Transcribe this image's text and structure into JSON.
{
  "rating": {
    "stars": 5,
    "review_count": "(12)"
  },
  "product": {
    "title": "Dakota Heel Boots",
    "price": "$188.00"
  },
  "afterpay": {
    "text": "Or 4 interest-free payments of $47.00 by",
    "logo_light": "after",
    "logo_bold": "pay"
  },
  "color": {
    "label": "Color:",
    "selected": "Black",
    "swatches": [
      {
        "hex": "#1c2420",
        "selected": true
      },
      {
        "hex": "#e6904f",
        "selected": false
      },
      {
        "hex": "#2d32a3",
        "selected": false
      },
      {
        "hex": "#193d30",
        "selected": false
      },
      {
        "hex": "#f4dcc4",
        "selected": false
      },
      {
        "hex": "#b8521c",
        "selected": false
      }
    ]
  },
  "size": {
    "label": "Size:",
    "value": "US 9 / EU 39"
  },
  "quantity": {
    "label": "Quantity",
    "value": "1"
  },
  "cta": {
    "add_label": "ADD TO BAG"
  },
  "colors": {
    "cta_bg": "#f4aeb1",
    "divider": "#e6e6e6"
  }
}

-*-

• [What is required]: Copy down the material exactly as written.

• [Written response]:
Transcribe this image's text and structure into JSON.
{
  "rating": {
    "stars": 5,
    "review_count": "(12)"
  },
  "product": {
    "title": "Dakota Heel Boots",
    "price": "$188.00"
  },
  "afterpay": {
    "text": "Or 4 interest-free payments of $47.00 by",
    "logo_light": "after",
    "logo_bold": "pay"
  },
  "color": {
    "label": "Color:",
    "selected": "Black",
    "swatches": [
      {
        "hex": "#1c2420",
        "selected": true
      },
      {
        "hex": "#e6904f",
        "selected": false
      },
      {
        "hex": "#2d32a3",
        "selected": false
      },
      {
        "hex": "#193d30",
        "selected": false
      },
      {
        "hex": "#f4dcc4",
        "selected": false
      },
      {
        "hex": "#b8521c",
        "selected": false
      }
    ]
  },
  "size": {
    "label": "Size:",
    "value": "US 9 / EU 39"
  },
  "quantity": {
    "label": "Quantity",
    "value": "1"
  },
  "cta": {
    "add_label": "ADD TO BAG"
  },
  "colors": {
    "cta_bg": "#f4aeb1",
    "divider": "#e6e6e6"
  }
}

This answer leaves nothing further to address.